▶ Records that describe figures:
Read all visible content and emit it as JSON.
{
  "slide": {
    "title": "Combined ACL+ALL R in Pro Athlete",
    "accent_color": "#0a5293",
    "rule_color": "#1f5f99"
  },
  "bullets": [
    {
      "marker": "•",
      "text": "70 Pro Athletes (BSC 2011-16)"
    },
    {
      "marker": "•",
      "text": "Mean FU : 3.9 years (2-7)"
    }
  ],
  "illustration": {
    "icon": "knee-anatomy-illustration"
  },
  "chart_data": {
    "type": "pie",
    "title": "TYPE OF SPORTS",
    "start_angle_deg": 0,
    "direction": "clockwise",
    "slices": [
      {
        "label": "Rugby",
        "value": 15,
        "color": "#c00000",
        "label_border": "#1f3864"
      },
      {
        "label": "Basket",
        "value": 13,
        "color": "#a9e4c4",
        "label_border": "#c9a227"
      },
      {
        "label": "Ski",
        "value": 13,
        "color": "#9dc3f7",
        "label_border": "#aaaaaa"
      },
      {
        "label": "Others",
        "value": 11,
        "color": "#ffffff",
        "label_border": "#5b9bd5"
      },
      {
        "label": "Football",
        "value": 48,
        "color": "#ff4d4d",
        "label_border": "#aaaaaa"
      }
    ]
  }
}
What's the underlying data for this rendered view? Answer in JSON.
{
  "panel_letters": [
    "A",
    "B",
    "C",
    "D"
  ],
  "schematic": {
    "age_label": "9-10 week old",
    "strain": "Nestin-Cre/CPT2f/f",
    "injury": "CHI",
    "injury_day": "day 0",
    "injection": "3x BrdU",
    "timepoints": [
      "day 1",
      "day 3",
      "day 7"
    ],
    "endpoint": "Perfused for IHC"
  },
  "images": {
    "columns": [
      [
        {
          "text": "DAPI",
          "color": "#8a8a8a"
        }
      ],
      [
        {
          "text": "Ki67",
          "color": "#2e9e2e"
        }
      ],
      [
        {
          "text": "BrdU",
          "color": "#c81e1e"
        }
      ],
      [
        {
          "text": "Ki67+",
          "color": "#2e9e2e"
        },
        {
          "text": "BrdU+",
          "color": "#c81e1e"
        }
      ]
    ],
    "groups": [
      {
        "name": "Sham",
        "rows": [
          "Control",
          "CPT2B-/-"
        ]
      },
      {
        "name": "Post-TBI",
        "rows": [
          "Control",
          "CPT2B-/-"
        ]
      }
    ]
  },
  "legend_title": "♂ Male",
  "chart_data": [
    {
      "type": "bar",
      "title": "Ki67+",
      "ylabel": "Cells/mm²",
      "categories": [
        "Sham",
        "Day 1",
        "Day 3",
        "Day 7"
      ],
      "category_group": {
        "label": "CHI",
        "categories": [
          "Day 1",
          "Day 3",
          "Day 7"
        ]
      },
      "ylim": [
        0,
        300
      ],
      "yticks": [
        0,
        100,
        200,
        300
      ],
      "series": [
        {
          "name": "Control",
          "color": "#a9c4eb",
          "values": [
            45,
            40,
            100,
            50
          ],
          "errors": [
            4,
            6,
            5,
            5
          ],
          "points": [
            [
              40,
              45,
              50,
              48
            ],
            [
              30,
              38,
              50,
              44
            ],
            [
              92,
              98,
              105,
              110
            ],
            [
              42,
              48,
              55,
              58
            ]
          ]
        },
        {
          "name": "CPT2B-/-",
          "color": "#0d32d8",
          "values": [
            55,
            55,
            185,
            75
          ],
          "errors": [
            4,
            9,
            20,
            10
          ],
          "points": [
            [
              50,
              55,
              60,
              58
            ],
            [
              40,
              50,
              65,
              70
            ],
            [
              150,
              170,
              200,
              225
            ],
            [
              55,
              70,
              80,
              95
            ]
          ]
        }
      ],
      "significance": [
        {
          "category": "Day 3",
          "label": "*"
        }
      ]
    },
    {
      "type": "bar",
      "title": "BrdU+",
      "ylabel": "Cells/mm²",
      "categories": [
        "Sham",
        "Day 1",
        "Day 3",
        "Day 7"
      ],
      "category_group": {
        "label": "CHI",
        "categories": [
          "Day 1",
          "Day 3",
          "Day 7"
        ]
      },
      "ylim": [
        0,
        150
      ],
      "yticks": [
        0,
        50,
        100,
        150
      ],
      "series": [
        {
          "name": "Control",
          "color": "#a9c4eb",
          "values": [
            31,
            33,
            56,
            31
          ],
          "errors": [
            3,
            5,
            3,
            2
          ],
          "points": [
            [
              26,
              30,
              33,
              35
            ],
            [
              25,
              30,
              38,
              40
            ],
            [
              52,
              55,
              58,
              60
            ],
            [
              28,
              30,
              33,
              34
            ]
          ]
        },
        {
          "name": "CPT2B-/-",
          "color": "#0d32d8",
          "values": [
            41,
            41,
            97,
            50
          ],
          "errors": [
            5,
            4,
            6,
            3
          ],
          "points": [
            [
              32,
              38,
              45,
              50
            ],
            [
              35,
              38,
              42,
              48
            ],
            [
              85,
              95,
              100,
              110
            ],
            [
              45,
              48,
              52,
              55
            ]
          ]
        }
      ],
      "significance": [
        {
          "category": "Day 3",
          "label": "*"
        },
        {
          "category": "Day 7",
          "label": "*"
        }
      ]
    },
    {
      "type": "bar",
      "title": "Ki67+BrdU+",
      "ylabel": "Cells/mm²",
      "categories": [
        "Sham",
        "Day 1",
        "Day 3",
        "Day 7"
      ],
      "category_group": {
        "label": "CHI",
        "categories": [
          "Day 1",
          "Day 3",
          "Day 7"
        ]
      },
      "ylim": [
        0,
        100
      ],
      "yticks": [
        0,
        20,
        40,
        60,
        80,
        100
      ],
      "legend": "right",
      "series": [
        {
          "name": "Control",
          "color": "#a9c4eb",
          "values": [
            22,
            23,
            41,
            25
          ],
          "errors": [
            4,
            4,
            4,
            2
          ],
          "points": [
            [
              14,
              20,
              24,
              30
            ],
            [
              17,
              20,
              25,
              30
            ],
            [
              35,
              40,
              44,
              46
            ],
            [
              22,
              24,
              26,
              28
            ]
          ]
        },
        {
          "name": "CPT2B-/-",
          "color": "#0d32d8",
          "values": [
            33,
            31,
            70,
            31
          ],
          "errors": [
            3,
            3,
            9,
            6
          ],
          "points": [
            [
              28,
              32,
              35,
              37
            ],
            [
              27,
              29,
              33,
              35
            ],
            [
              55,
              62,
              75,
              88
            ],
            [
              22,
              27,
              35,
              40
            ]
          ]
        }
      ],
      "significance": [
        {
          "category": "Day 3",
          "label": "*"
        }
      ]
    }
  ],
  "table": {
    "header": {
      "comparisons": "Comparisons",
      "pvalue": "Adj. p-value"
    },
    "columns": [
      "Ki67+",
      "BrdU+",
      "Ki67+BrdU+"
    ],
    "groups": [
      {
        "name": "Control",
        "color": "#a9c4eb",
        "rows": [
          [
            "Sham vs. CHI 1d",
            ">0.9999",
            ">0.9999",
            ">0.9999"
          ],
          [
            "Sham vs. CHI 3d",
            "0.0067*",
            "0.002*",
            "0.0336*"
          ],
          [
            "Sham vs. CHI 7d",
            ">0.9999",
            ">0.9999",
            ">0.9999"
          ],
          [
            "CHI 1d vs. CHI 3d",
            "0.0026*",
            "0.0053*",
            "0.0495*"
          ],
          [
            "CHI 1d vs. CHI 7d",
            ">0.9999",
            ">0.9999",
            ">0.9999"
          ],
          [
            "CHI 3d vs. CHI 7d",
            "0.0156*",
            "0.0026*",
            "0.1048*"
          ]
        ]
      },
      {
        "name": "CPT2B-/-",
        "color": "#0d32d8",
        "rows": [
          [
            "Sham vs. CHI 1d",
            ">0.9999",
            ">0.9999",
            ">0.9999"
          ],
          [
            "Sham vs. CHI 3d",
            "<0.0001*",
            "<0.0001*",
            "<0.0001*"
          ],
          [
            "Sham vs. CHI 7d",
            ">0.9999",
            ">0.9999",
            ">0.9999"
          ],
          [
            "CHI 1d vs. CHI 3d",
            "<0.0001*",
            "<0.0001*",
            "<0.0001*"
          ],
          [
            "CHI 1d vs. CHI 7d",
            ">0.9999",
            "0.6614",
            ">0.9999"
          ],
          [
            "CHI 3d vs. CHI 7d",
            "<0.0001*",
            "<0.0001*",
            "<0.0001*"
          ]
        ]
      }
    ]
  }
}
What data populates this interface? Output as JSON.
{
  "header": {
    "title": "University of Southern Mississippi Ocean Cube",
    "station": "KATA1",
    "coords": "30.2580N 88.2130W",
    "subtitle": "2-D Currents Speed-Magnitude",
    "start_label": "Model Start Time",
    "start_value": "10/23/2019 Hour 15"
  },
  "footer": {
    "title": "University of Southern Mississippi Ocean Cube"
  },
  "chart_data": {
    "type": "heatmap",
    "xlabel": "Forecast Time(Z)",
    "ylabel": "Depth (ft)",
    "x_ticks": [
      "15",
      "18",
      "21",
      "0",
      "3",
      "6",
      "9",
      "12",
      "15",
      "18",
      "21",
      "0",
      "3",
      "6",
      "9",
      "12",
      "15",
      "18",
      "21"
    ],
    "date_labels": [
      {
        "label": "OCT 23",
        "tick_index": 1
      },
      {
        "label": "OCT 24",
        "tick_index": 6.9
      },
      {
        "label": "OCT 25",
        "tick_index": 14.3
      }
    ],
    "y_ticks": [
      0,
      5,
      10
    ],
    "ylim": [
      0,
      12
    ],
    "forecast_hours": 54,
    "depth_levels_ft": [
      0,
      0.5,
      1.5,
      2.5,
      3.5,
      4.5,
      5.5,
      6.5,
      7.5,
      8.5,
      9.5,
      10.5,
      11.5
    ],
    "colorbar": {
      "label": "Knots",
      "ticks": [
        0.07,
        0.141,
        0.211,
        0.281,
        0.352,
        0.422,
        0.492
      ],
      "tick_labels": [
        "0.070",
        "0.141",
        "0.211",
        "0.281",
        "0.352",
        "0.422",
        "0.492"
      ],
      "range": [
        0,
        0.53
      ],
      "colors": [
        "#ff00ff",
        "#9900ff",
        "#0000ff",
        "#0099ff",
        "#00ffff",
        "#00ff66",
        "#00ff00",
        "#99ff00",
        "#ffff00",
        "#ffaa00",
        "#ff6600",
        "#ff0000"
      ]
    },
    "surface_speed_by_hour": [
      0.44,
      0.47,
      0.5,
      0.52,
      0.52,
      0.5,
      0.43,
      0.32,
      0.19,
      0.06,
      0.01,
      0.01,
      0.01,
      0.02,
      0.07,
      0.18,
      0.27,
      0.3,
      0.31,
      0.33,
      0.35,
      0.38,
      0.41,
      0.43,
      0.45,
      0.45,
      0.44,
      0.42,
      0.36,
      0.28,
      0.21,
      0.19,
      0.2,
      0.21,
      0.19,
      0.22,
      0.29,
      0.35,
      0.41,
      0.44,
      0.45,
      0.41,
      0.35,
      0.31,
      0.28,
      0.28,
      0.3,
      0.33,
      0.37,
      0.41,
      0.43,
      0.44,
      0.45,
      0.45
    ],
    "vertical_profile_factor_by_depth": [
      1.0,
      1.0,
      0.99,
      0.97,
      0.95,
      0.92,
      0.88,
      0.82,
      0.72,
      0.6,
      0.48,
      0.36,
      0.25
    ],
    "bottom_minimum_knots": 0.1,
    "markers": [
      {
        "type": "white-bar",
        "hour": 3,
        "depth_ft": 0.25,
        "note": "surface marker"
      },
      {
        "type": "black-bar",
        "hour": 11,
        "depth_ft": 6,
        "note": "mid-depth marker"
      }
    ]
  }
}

▶ EXERCISE INSTRUCTIONS: Copy each line of the data above that holds "Cube".

▶ REPLY TO THE TASK:
    "title": "University of Southern Mississippi Ocean Cube",
    "title": "University of Southern Mississippi Ocean Cube"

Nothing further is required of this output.